-- START Provided material --

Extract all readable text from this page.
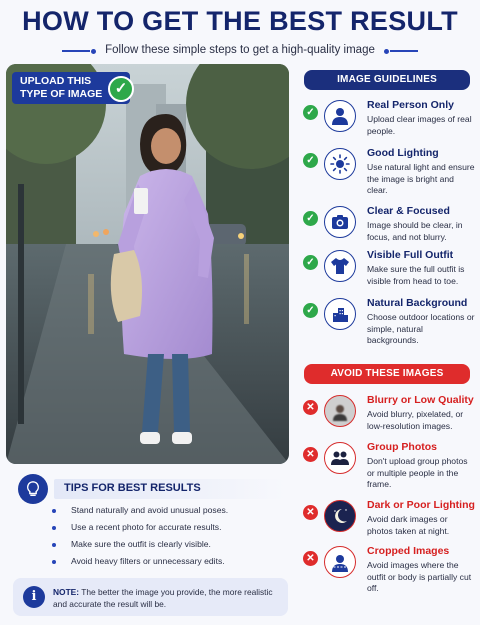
HOW TO GET THE BEST RESULT
Follow these simple steps to get a high-quality image
UPLOAD THIS
TYPE OF IMAGE ✓
IMAGE GUIDELINES
✓
Real Person Only
Upload clear images of real people.
✓
Good Lighting
Use natural light and ensure the image is bright and clear.
✓
Clear & Focused
Image should be clear, in focus, and not blurry.
✓
Visible Full Outfit
Make sure the full outfit is visible from head to toe.
✓
Natural Background
Choose outdoor locations or simple, natural backgrounds.
AVOID THESE IMAGES
✕
Blurry or Low Quality
Avoid blurry, pixelated, or low-resolution images.
✕
Group Photos
Don't upload group photos or multiple people in the frame.
✕
Dark or Poor Lighting
Avoid dark images or photos taken at night.
✕
Cropped Images
Avoid images where the outfit or body is partially cut off.
TIPS FOR BEST RESULTS
Stand naturally and avoid unusual poses.
Use a recent photo for accurate results.
Make sure the outfit is clearly visible.
Avoid heavy filters or unnecessary edits.
i	NOTE: The better the image you provide, the more realistic and accurate the result will be.
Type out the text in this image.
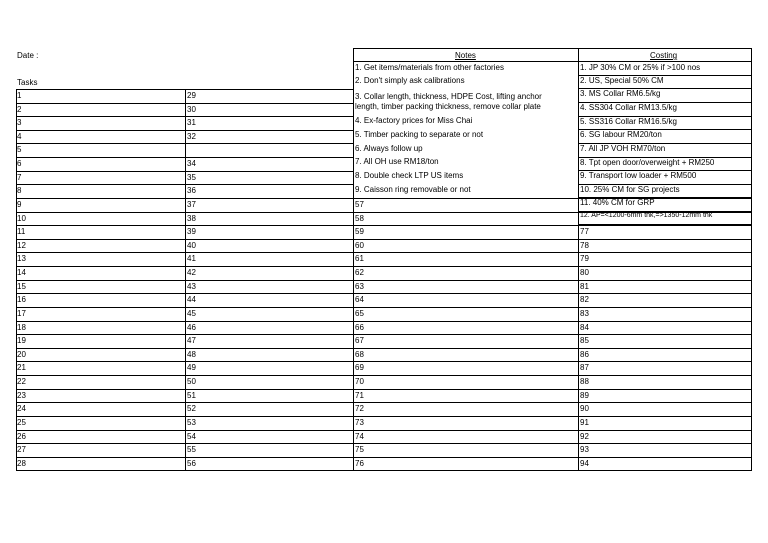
Date :
Tasks
Notes	Costing
1
2
3
4
5
6
7
8
9
10
11
12
13
14
15
16
17
18
19
20
21
22
23
24
25
26
27
28
29
30
31
32
34
35
36
37
38
39
40
41
42
43
44
45
46
47
48
49
50
51
52
53
54
55
56
57
58
59
60
61
62
63
64
65
66
67
68
69
70
71
72
73
74
75
76
77
78
79
80
81
82
83
84
85
86
87
88
89
90
91
92
93
94
1. Get items/materials from other factories
2. Don't simply ask calibrations
3. Collar length, thickness, HDPE Cost, lifting anchor
length, timber packing thickness, remove collar plate
4. Ex-factory prices for Miss Chai
5. Timber packing to separate or not
6. Always follow up
7. All OH use RM18/ton
8. Double check LTP US items
9. Caisson ring removable or not
1. JP 30% CM or 25% if >100 nos
2. US, Special 50% CM
3. MS Collar RM6.5/kg
4. SS304 Collar RM13.5/kg
5. SS316 Collar RM16.5/kg
6. SG labour RM20/ton
7. All JP VOH RM70/ton
8. Tpt open door/overweight + RM250
9. Transport low loader + RM500
10. 25% CM for SG projects
11. 40% CM for GRP
12. AP=<1200-6mm thk,=>1350-12mm thk
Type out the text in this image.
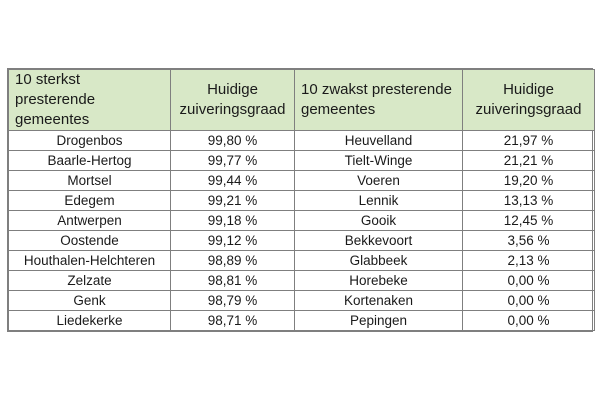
10 sterkst presterende gemeentes	Huidige zuiveringsgraad	10 zwakst presterende gemeentes	Huidige zuiveringsgraad
Drogenbos	99,80 %	Heuvelland	21,97 %
Baarle-Hertog	99,77 %	Tielt-Winge	21,21 %
Mortsel	99,44 %	Voeren	19,20 %
Edegem	99,21 %	Lennik	13,13 %
Antwerpen	99,18 %	Gooik	12,45 %
Oostende	99,12 %	Bekkevoort	3,56 %
Houthalen-Helchteren	98,89 %	Glabbeek	2,13 %
Zelzate	98,81 %	Horebeke	0,00 %
Genk	98,79 %	Kortenaken	0,00 %
Liedekerke	98,71 %	Pepingen	0,00 %
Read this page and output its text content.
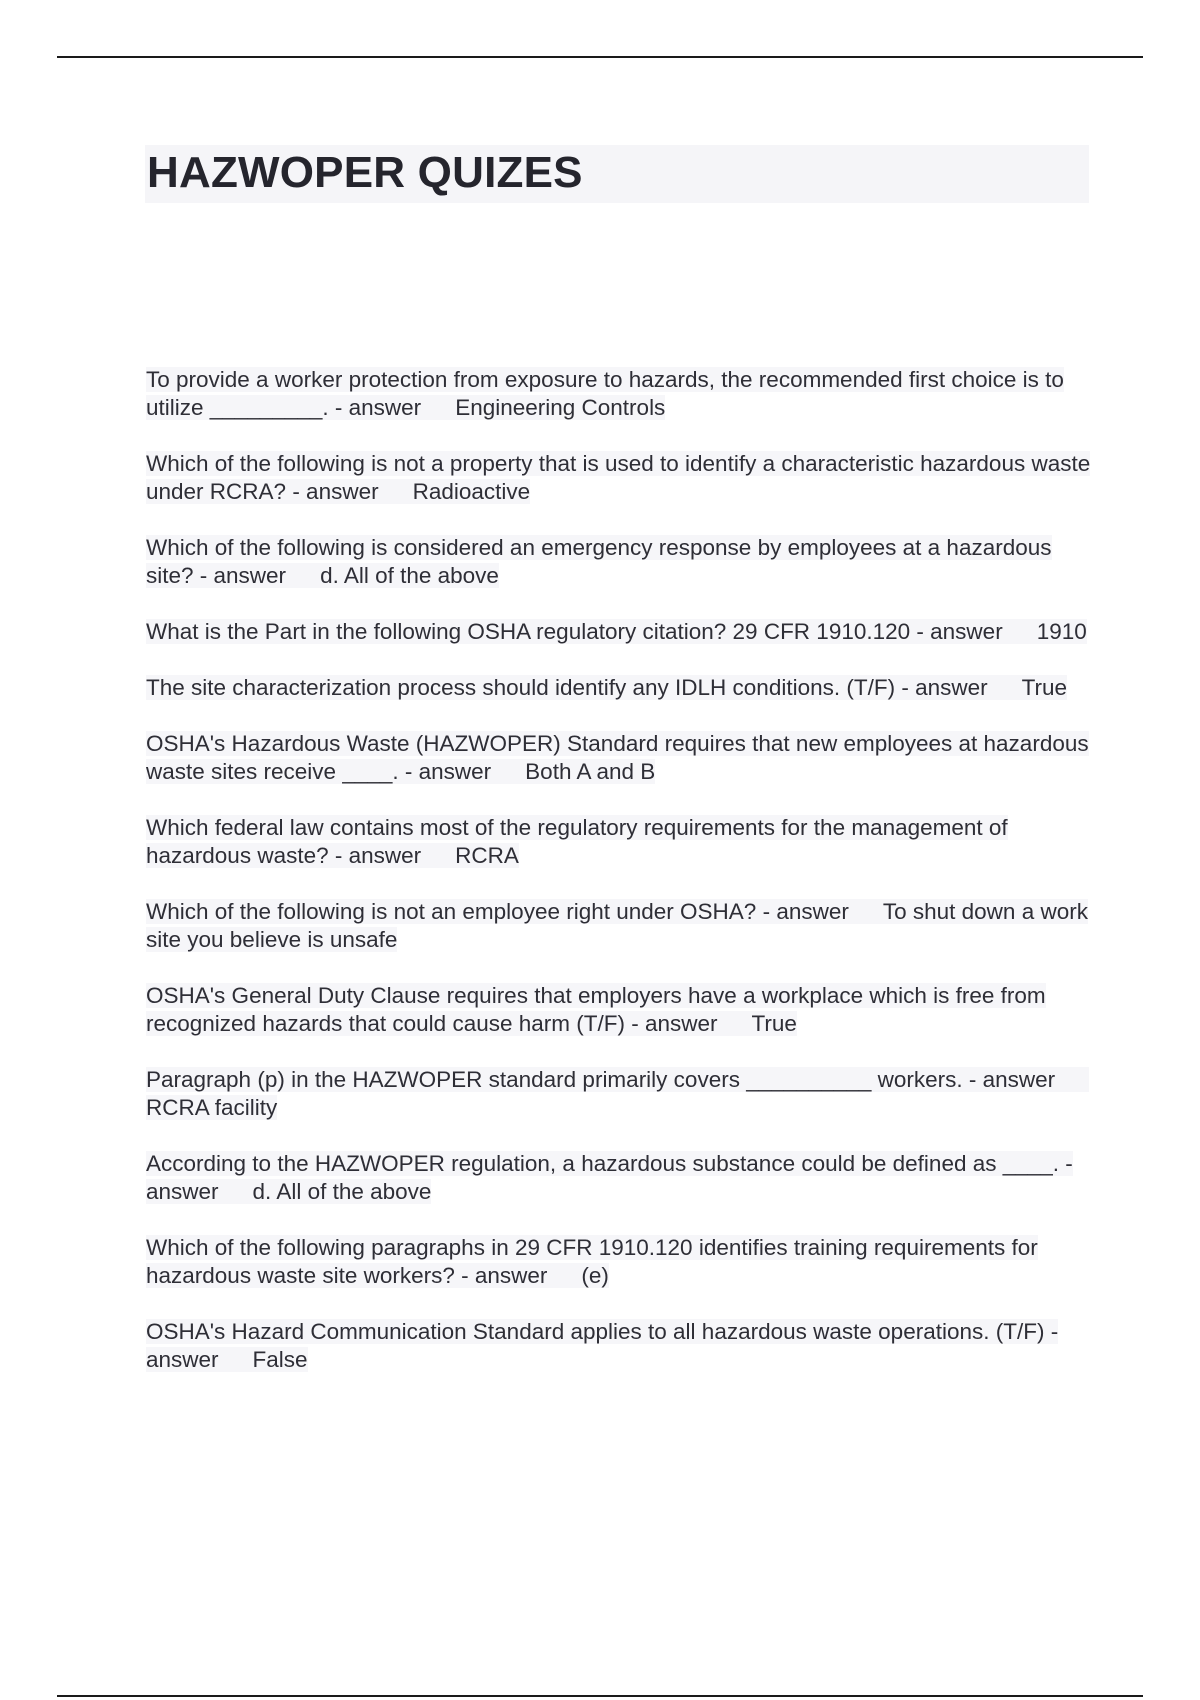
HAZWOPER QUIZES
To provide a worker protection from exposure to hazards, the recommended first choice is to utilize _________. - answer Engineering Controls
Which of the following is not a property that is used to identify a characteristic hazardous waste under RCRA? - answer Radioactive
Which of the following is considered an emergency response by employees at a hazardous site? - answer d. All of the above
What is the Part in the following OSHA regulatory citation? 29 CFR 1910.120 - answer 1910
The site characterization process should identify any IDLH conditions. (T/F) - answer True
OSHA's Hazardous Waste (HAZWOPER) Standard requires that new employees at hazardous waste sites receive ____. - answer Both A and B
Which federal law contains most of the regulatory requirements for the management of hazardous waste? - answer RCRA
Which of the following is not an employee right under OSHA? - answer To shut down a work site you believe is unsafe
OSHA's General Duty Clause requires that employers have a workplace which is free from recognized hazards that could cause harm (T/F) - answer True
Paragraph (p) in the HAZWOPER standard primarily covers __________ workers. - answerRCRA facility
According to the HAZWOPER regulation, a hazardous substance could be defined as ____. - answer d. All of the above
Which of the following paragraphs in 29 CFR 1910.120 identifies training requirements for hazardous waste site workers? - answer (e)
OSHA's Hazard Communication Standard applies to all hazardous waste operations. (T/F) - answer False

-- END Provided material --

#### [Stated exercise]
Give back the entries verbatim. Do not include any picture.

#### [Solved problem]
Extract all readable text from this page.
HOW TO GET THE BEST RESULT
Follow these simple steps to get a high-quality image
UPLOAD THIS
TYPE OF IMAGE ✓
IMAGE GUIDELINES
✓
Real Person Only
Upload clear images of real people.
✓
Good Lighting
Use natural light and ensure the image is bright and clear.
✓
Clear & Focused
Image should be clear, in focus, and not blurry.
✓
Visible Full Outfit
Make sure the full outfit is visible from head to toe.
✓
Natural Background
Choose outdoor locations or simple, natural backgrounds.
AVOID THESE IMAGES
✕
Blurry or Low Quality
Avoid blurry, pixelated, or low-resolution images.
✕
Group Photos
Don't upload group photos or multiple people in the frame.
✕
Dark or Poor Lighting
Avoid dark images or photos taken at night.
✕
Cropped Images
Avoid images where the outfit or body is partially cut off.
TIPS FOR BEST RESULTS
Stand naturally and avoid unusual poses.
Use a recent photo for accurate results.
Make sure the outfit is clearly visible.
Avoid heavy filters or unnecessary edits.
i	NOTE: The better the image you provide, the more realistic and accurate the result will be.
Type out the text in this image.
Date :
Tasks
Notes	Costing
1
2
3
4
5
6
7
8
9
10
11
12
13
14
15
16
17
18
19
20
21
22
23
24
25
26
27
28
29
30
31
32
34
35
36
37
38
39
40
41
42
43
44
45
46
47
48
49
50
51
52
53
54
55
56
57
58
59
60
61
62
63
64
65
66
67
68
69
70
71
72
73
74
75
76
77
78
79
80
81
82
83
84
85
86
87
88
89
90
91
92
93
94
1. Get items/materials from other factories
2. Don't simply ask calibrations
3. Collar length, thickness, HDPE Cost, lifting anchor
length, timber packing thickness, remove collar plate
4. Ex-factory prices for Miss Chai
5. Timber packing to separate or not
6. Always follow up
7. All OH use RM18/ton
8. Double check LTP US items
9. Caisson ring removable or not
1. JP 30% CM or 25% if >100 nos
2. US, Special 50% CM
3. MS Collar RM6.5/kg
4. SS304 Collar RM13.5/kg
5. SS316 Collar RM16.5/kg
6. SG labour RM20/ton
7. All JP VOH RM70/ton
8. Tpt open door/overweight + RM250
9. Transport low loader + RM500
10. 25% CM for SG projects
11. 40% CM for GRP
12. AP=<1200-6mm thk,=>1350-12mm thk
Type out the text in this image.
10 sterkst presterende gemeentes	Huidige zuiveringsgraad	10 zwakst presterende gemeentes	Huidige zuiveringsgraad
Drogenbos	99,80 %	Heuvelland	21,97 %
Baarle-Hertog	99,77 %	Tielt-Winge	21,21 %
Mortsel	99,44 %	Voeren	19,20 %
Edegem	99,21 %	Lennik	13,13 %
Antwerpen	99,18 %	Gooik	12,45 %
Oostende	99,12 %	Bekkevoort	3,56 %
Houthalen-Helchteren	98,89 %	Glabbeek	2,13 %
Zelzate	98,81 %	Horebeke	0,00 %
Genk	98,79 %	Kortenaken	0,00 %
Liedekerke	98,71 %	Pepingen	0,00 %
Read this page and output its text content.
HAZWOPER QUIZES
To provide a worker protection from exposure to hazards, the recommended first choice is to utilize _________. - answer Engineering Controls
Which of the following is not a property that is used to identify a characteristic hazardous waste under RCRA? - answer Radioactive
Which of the following is considered an emergency response by employees at a hazardous site? - answer d. All of the above
What is the Part in the following OSHA regulatory citation? 29 CFR 1910.120 - answer 1910
The site characterization process should identify any IDLH conditions. (T/F) - answer True
OSHA's Hazardous Waste (HAZWOPER) Standard requires that new employees at hazardous waste sites receive ____. - answer Both A and B
Which federal law contains most of the regulatory requirements for the management of hazardous waste? - answer RCRA
Which of the following is not an employee right under OSHA? - answer To shut down a work site you believe is unsafe
OSHA's General Duty Clause requires that employers have a workplace which is free from recognized hazards that could cause harm (T/F) - answer True
Paragraph (p) in the HAZWOPER standard primarily covers __________ workers. - answerRCRA facility
According to the HAZWOPER regulation, a hazardous substance could be defined as ____. - answer d. All of the above
Which of the following paragraphs in 29 CFR 1910.120 identifies training requirements for hazardous waste site workers? - answer (e)
OSHA's Hazard Communication Standard applies to all hazardous waste operations. (T/F) - answer False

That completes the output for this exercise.